* WRITTEN EXERCISE *
Once the pictures are set aside, transcribe the remaining data exactly.

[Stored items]
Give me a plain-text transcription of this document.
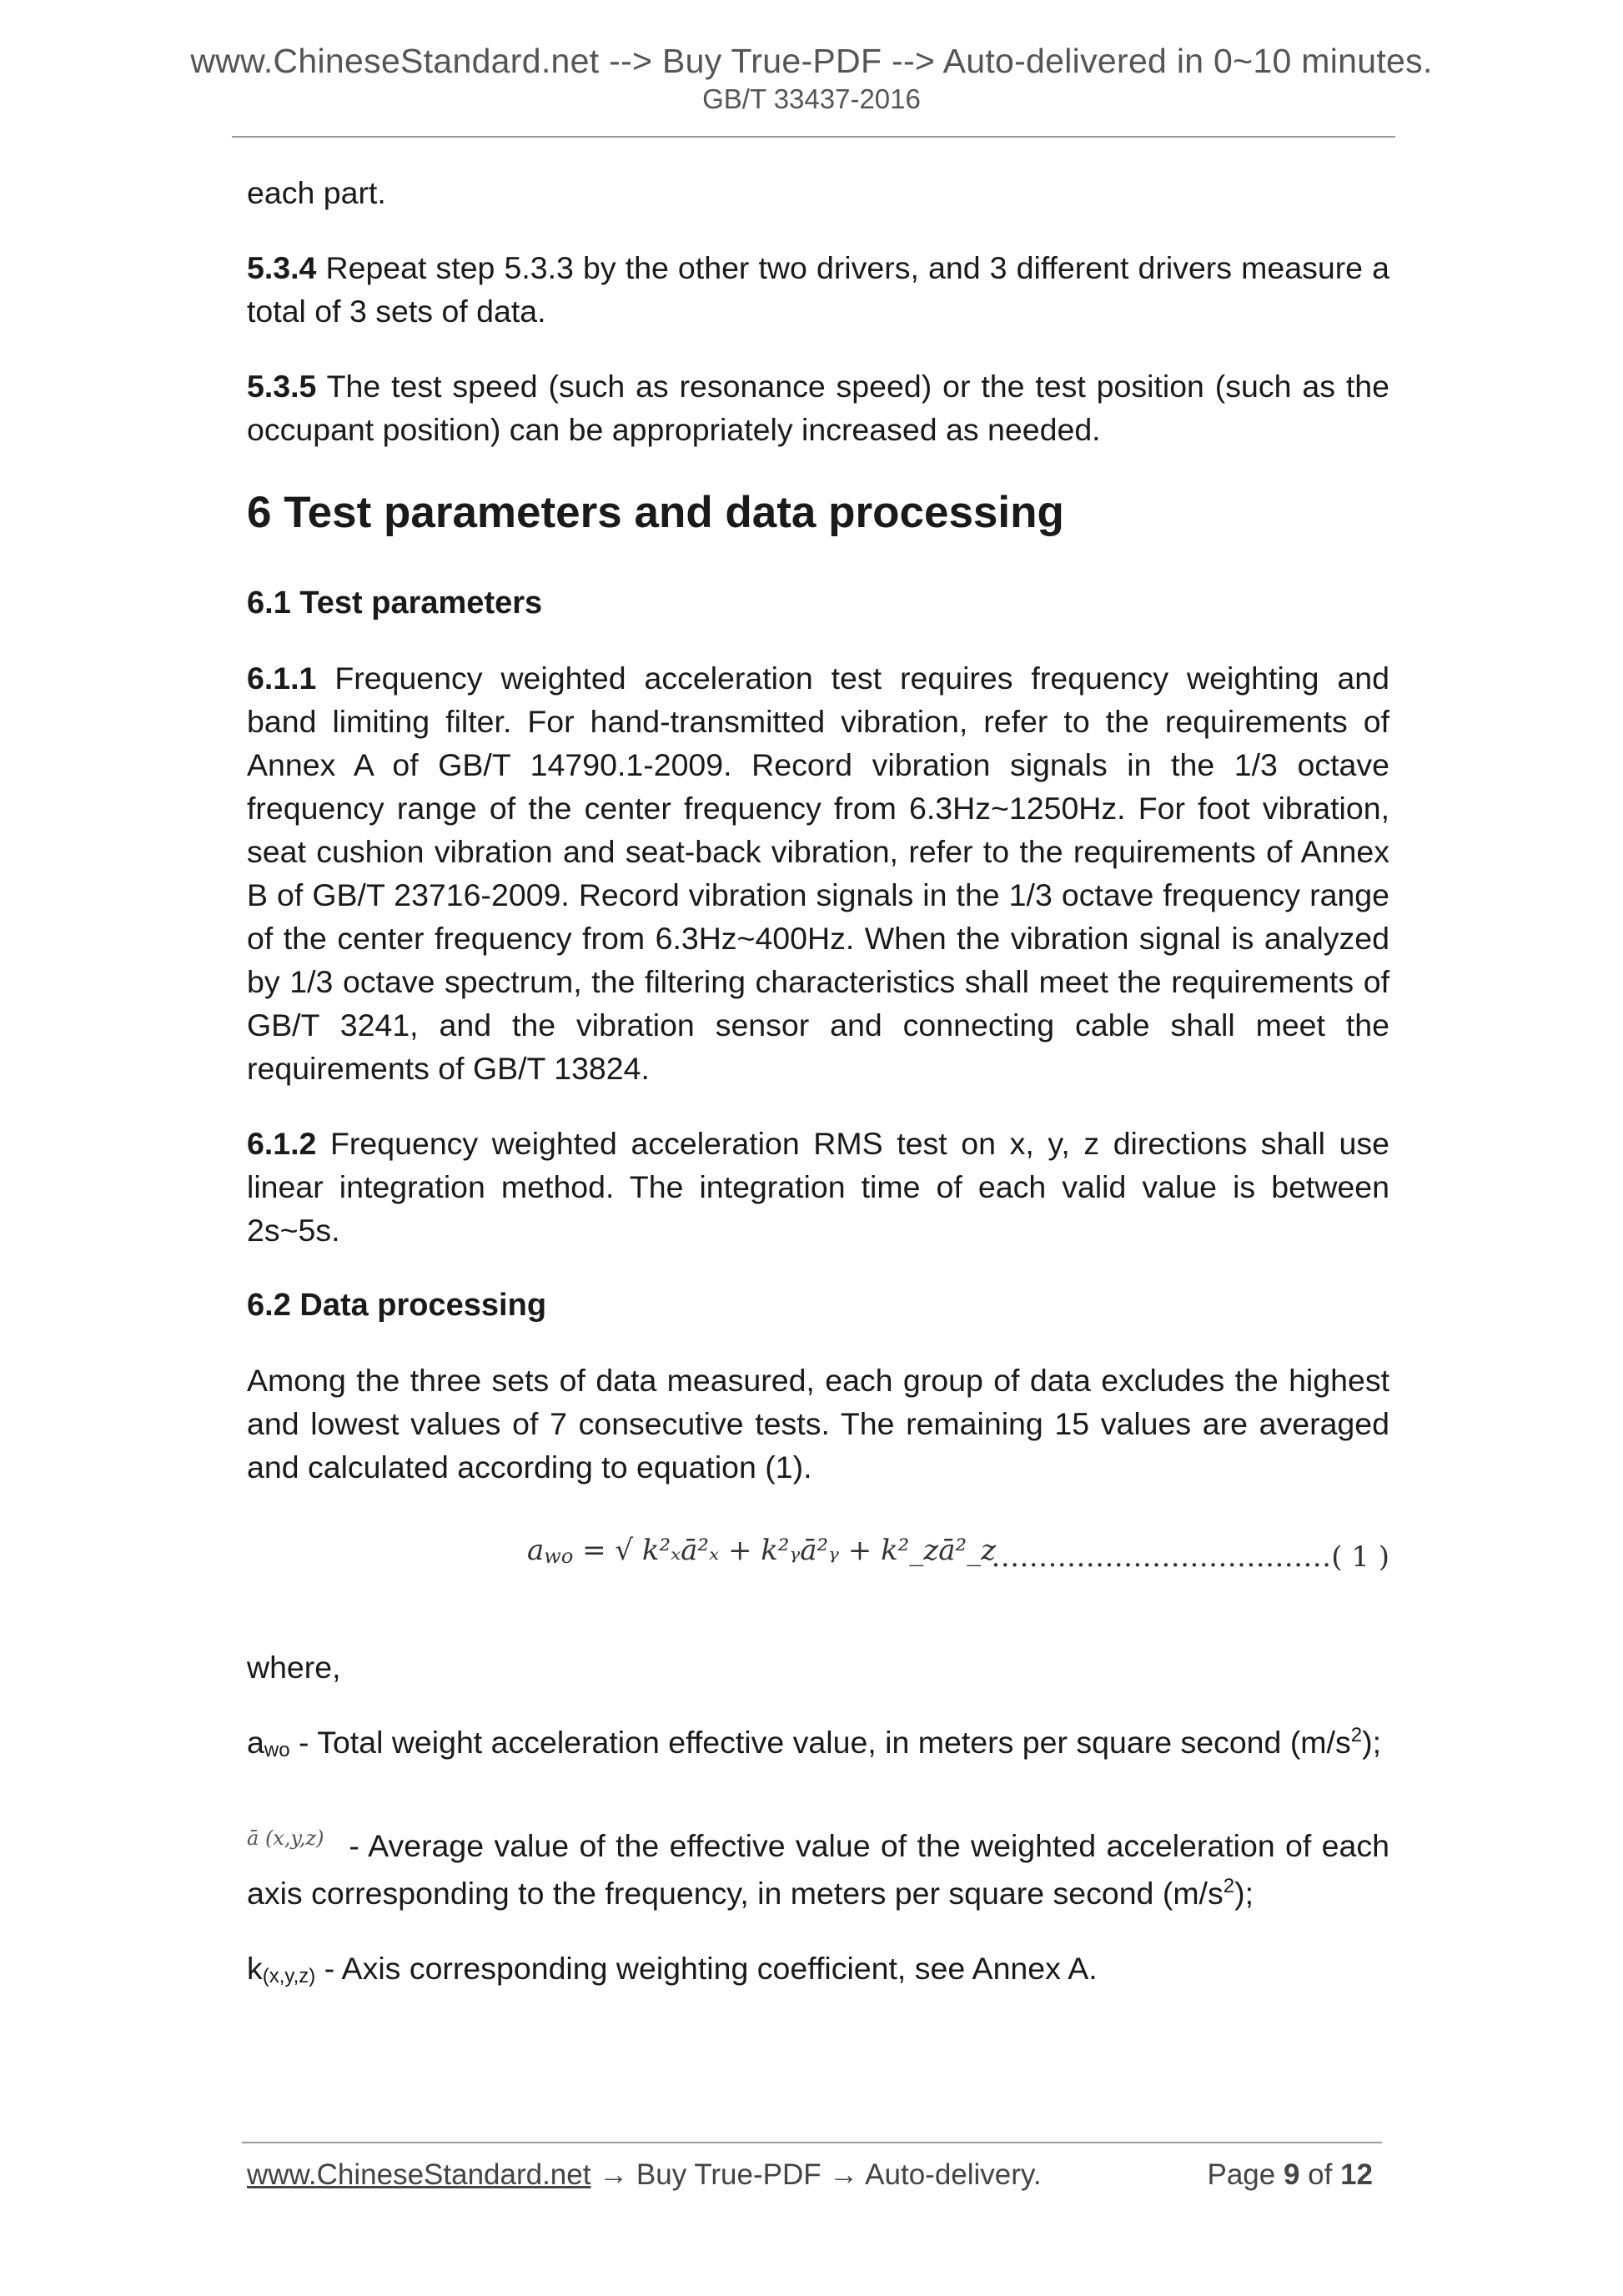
www.ChineseStandard.net --> Buy True-PDF --> Auto-delivered in 0~10 minutes.
GB/T 33437-2016

each part.

5.3.4 Repeat step 5.3.3 by the other two drivers, and 3 different drivers measure a total of 3 sets of data.

5.3.5 The test speed (such as resonance speed) or the test position (such as the occupant position) can be appropriately increased as needed.

6 Test parameters and data processing
6.1 Test parameters

6.1.1 Frequency weighted acceleration test requires frequency weighting and band limiting filter. For hand-transmitted vibration, refer to the requirements of Annex A of GB/T 14790.1-2009. Record vibration signals in the 1/3 octave frequency range of the center frequency from 6.3Hz~1250Hz. For foot vibration, seat cushion vibration and seat-back vibration, refer to the requirements of Annex B of GB/T 23716-2009. Record vibration signals in the 1/3 octave frequency range of the center frequency from 6.3Hz~400Hz. When the vibration signal is analyzed by 1/3 octave spectrum, the filtering characteristics shall meet the requirements of GB/T 3241, and the vibration sensor and connecting cable shall meet the requirements of GB/T 13824.

6.1.2 Frequency weighted acceleration RMS test on x, y, z directions shall use linear integration method. The integration time of each valid value is between 2s~5s.

6.2 Data processing

Among the three sets of data measured, each group of data excludes the highest and lowest values of 7 consecutive tests. The remaining 15 values are averaged and calculated according to equation (1).

$a_{wo}$ = √ k²ₓā²ₓ + k²ᵧā²ᵧ + k²_zā²_z
………………………………( 1 )

where,

$a_{wo}$ - Total weight acceleration effective value, in meters per square second $(m/s^2)$;

ā (x,y,z) - Average value of the effective value of the weighted acceleration of each axis corresponding to the frequency, in meters per square second $(m/s^2)$;

$k_{(x,y,z)}$ - Axis corresponding weighting coefficient, see Annex A.

www.ChineseStandard.net → Buy True-PDF → Auto-delivery.	Page 9 of 12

* FINISHED EXERCISE *
Give me a plain-text transcription of this document.
www.ChineseStandard.net --> Buy True-PDF --> Auto-delivered in 0~10 minutes.
GB/T 33437-2016

each part.

5.3.4 Repeat step 5.3.3 by the other two drivers, and 3 different drivers measure a total of 3 sets of data.

5.3.5 The test speed (such as resonance speed) or the test position (such as the occupant position) can be appropriately increased as needed.

6 Test parameters and data processing
6.1 Test parameters

6.1.1 Frequency weighted acceleration test requires frequency weighting and band limiting filter. For hand-transmitted vibration, refer to the requirements of Annex A of GB/T 14790.1-2009. Record vibration signals in the 1/3 octave frequency range of the center frequency from 6.3Hz~1250Hz. For foot vibration, seat cushion vibration and seat-back vibration, refer to the requirements of Annex B of GB/T 23716-2009. Record vibration signals in the 1/3 octave frequency range of the center frequency from 6.3Hz~400Hz. When the vibration signal is analyzed by 1/3 octave spectrum, the filtering characteristics shall meet the requirements of GB/T 3241, and the vibration sensor and connecting cable shall meet the requirements of GB/T 13824.

6.1.2 Frequency weighted acceleration RMS test on x, y, z directions shall use linear integration method. The integration time of each valid value is between 2s~5s.

6.2 Data processing

Among the three sets of data measured, each group of data excludes the highest and lowest values of 7 consecutive tests. The remaining 15 values are averaged and calculated according to equation (1).

$a_{wo}$ = √ k²ₓā²ₓ + k²ᵧā²ᵧ + k²_zā²_z
………………………………( 1 )

where,

$a_{wo}$ - Total weight acceleration effective value, in meters per square second $(m/s^2)$;

ā (x,y,z) - Average value of the effective value of the weighted acceleration of each axis corresponding to the frequency, in meters per square second $(m/s^2)$;

$k_{(x,y,z)}$ - Axis corresponding weighting coefficient, see Annex A.

www.ChineseStandard.net → Buy True-PDF → Auto-delivery.	Page 9 of 12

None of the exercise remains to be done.